Written request »
Please state how many of the rows below contain the string "gradient", matching case exactly, and give only that number.

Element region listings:
##############################
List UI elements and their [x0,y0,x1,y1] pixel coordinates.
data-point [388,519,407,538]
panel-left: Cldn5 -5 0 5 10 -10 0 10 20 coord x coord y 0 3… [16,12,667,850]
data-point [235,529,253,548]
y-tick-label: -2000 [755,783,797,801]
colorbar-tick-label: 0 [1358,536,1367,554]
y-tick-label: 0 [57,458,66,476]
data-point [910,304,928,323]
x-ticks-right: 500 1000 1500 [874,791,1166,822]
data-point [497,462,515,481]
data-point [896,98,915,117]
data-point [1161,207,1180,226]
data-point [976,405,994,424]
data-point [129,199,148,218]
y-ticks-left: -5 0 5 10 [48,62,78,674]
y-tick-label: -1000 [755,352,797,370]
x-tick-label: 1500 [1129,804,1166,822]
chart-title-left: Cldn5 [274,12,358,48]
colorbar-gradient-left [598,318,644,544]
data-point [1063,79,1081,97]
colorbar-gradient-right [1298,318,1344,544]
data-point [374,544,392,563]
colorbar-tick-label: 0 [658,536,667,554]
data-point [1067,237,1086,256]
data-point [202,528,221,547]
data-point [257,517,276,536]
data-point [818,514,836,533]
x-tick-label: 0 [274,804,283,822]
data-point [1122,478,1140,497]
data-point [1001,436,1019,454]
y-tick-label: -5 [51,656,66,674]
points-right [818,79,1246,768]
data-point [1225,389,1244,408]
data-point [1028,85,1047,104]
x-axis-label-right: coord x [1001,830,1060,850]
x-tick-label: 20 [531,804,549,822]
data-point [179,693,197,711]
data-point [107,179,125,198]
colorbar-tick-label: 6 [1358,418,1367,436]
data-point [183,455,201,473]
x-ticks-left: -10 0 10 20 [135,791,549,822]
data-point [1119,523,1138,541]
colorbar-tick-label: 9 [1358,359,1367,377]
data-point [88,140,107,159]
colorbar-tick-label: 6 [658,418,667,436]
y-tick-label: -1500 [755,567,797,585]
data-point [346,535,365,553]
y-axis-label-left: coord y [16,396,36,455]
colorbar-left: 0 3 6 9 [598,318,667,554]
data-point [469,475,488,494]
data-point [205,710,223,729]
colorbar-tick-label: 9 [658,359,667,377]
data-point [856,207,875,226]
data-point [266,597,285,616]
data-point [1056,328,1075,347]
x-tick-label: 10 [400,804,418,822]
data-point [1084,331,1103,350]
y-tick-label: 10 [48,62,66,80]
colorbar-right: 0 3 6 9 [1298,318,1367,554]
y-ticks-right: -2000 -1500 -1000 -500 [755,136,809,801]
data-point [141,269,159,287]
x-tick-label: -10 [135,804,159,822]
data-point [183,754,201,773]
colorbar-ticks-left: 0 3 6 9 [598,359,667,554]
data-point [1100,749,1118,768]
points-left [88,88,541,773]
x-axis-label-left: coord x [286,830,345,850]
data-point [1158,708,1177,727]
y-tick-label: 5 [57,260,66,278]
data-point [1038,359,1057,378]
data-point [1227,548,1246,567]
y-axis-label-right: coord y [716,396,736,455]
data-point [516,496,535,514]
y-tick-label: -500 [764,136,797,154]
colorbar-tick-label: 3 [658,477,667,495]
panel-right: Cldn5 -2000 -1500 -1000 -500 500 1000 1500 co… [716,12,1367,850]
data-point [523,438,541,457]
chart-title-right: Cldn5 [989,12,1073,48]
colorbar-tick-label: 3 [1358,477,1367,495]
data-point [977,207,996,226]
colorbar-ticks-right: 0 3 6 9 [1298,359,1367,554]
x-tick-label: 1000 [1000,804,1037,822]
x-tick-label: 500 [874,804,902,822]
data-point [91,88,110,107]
##############################
Response to this exercise »
2